» Provided passage:
-*-*-

DSPRelated.com
Forums

Small, fast, resource-rich processor

Started by Tim Wescott September 11, 2013
I'm working on a project that needs to have a pretty hefty amount of 
digital signal processing done in more or less real time ("soft" real 
time, if you must split hairs).

For a variety of reasons I think this algorithm would work best on a 
small single-board computer (my customer disagrees -- but getting it shoe-
horned into the chips I was considering is going to take WORK, and I 
think it'll be cheaper for them to go with more expensive hardware).

So I'm looking for suggestions.  I mostly build custom boards or I make 
algorithms for other people's hardware -- I've never specified a single-
board computer that's gone into production.

I was thinking PC-104, but I've never actually used a PC-104 computer, 
and I have no idea, beyond trade-show displays, how the market has 
evolved.

So, here's what I think I need.  Anyone who wants to look through this 
and point me to the current crop of solutions for all this is welcome to 
do so -- I'll be grateful.

Small: PC-104 form factor, or some other solution that's less than about 
20 square inches of board and less than an inch tall.

Fast: Something that supports native dual-precision floating point, and 
has a clock rate of 500MHz or better.  This algorithm runs about 5x 
faster than real time as a Linux application on a Dell Dimension 8300.  
That's a 2.8GHz Pentium 4, so if it's running alone it should do more 
with less.

-*-*-

» Data provided:
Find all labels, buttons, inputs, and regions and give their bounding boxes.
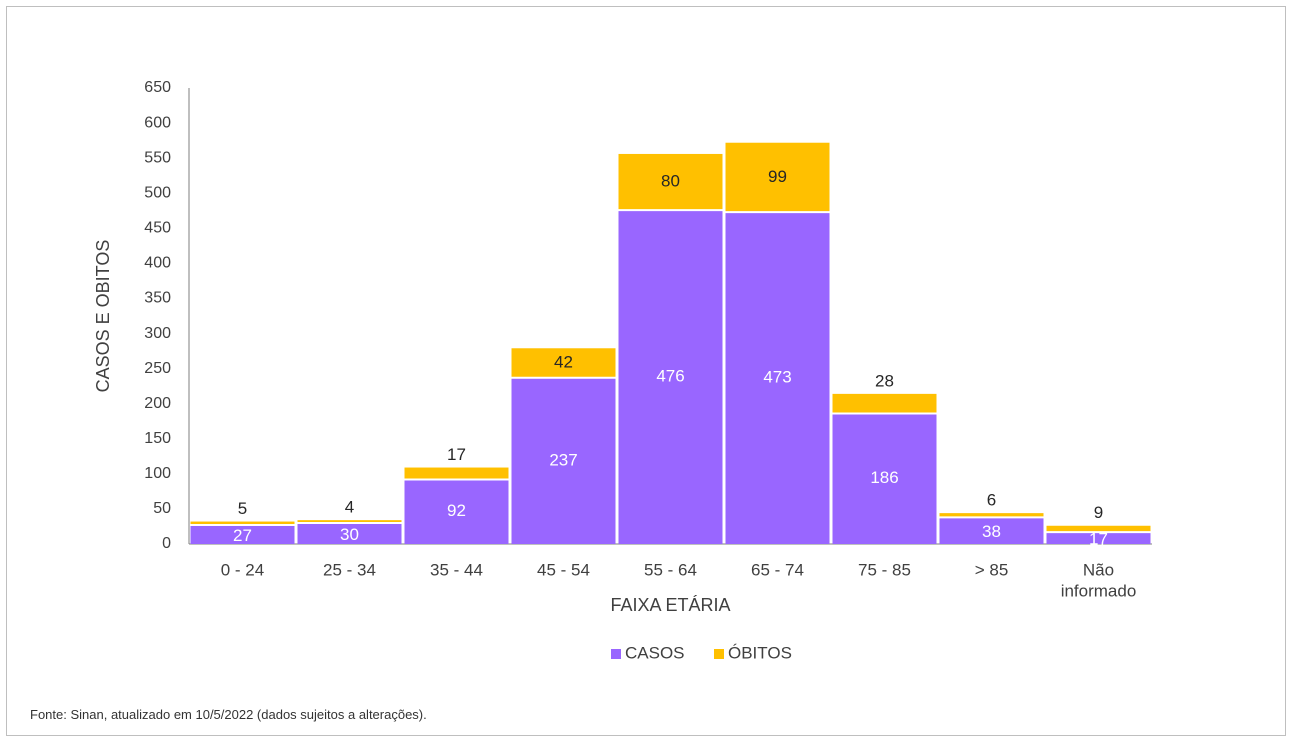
y-tick-label: 50 (153, 500, 171, 517)
data-label-obitos: 9 (1094, 503, 1103, 522)
data-label-casos: 237 (549, 450, 577, 469)
data-label-obitos: 6 (987, 491, 996, 510)
data-label-casos: 473 (763, 368, 791, 387)
bar-casos (832, 413, 937, 544)
y-tick-label: 350 (144, 290, 171, 307)
data-label-obitos: 28 (875, 371, 894, 390)
x-tick-label: Não (1083, 560, 1114, 579)
y-tick-label: 500 (144, 184, 171, 201)
source-note: Fonte: Sinan, atualizado em 10/5/2022 (d… (30, 707, 427, 722)
x-tick-label: > 85 (975, 560, 1009, 579)
bar-casos (297, 522, 402, 544)
bar-obitos (297, 520, 402, 523)
bar-obitos (939, 513, 1044, 518)
bar-obitos (511, 348, 616, 378)
bar-casos (618, 210, 723, 544)
bar-casos (404, 479, 509, 544)
x-tick-label: 25 - 34 (323, 560, 376, 579)
bar-obitos (832, 393, 937, 414)
x-tick-label: 0 - 24 (221, 560, 264, 579)
data-label-obitos: 42 (554, 352, 573, 371)
bar-obitos (1046, 525, 1151, 533)
data-label-casos: 30 (340, 525, 359, 544)
y-tick-label: 650 (144, 79, 171, 96)
y-tick-label: 0 (162, 535, 171, 552)
data-label-casos: 92 (447, 501, 466, 520)
bar-obitos (404, 467, 509, 480)
legend-label-obitos: ÓBITOS (728, 643, 792, 662)
x-tick-label: 55 - 64 (644, 560, 697, 579)
y-tick-label: 100 (144, 465, 171, 482)
x-tick-label: 75 - 85 (858, 560, 911, 579)
y-tick-label: 550 (144, 149, 171, 166)
y-tick-label: 400 (144, 255, 171, 272)
legend-label-casos: CASOS (625, 643, 685, 662)
data-label-casos: 38 (982, 522, 1001, 541)
bar-obitos (190, 521, 295, 526)
data-label-obitos: 5 (238, 499, 247, 518)
data-label-casos: 476 (656, 367, 684, 386)
data-label-obitos: 17 (447, 445, 466, 464)
legend-swatch-obitos (714, 649, 724, 659)
bar-casos (511, 377, 616, 544)
y-tick-label: 250 (144, 360, 171, 377)
data-label-obitos: 4 (345, 498, 354, 517)
x-axis-title: FAIXA ETÁRIA (610, 595, 730, 615)
data-label-obitos: 99 (768, 167, 787, 186)
bar-obitos (725, 142, 830, 213)
data-label-casos: 17 (1089, 530, 1108, 549)
x-tick-label: 35 - 44 (430, 560, 483, 579)
bar-obitos (618, 153, 723, 211)
y-tick-label: 150 (144, 430, 171, 447)
y-tick-label: 450 (144, 220, 171, 237)
y-tick-label: 200 (144, 395, 171, 412)
data-label-casos: 27 (233, 526, 252, 545)
x-tick-label: 45 - 54 (537, 560, 590, 579)
y-tick-label: 300 (144, 325, 171, 342)
bar-casos (190, 525, 295, 544)
x-tick-label: 65 - 74 (751, 560, 804, 579)
data-label-casos: 186 (870, 468, 898, 487)
bar-casos (1046, 532, 1151, 544)
legend-swatch-casos (611, 649, 621, 659)
y-tick-label: 600 (144, 114, 171, 131)
bar-casos (725, 212, 830, 544)
data-label-obitos: 80 (661, 171, 680, 190)
bar-casos (939, 517, 1044, 544)
x-tick-label: informado (1061, 581, 1137, 600)
y-axis-title: CASOS E OBITOS (93, 240, 113, 393)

-*-*-

» Parts of the exercise:
1/ Name every specific hardware product, platform, or board standard that the forum post mentions.
2/ Answer these questions from the forum post:
(a) Who started the thread, and on what date?
(b) What board area does the "Small" requirement allow?
(c) How much faster than real time does the algorithm run as a Linux application on the Dell Dimension 8300?
3/ Transcribe the forum post starting with "So I'm looking" and going on through "gone into production.".

» Answers to each task:
1/
- PC-104
- Dell Dimension 8300
- Pentium 4

2/
(a) Tim Wescott, on September 11, 2013.
(b) Less than about 20 square inches of board.
(c) About 5x faster than real time.

3/
So I'm looking for suggestions.  I mostly build custom boards or I make 
algorithms for other people's hardware -- I've never specified a single-
board computer that's gone into production.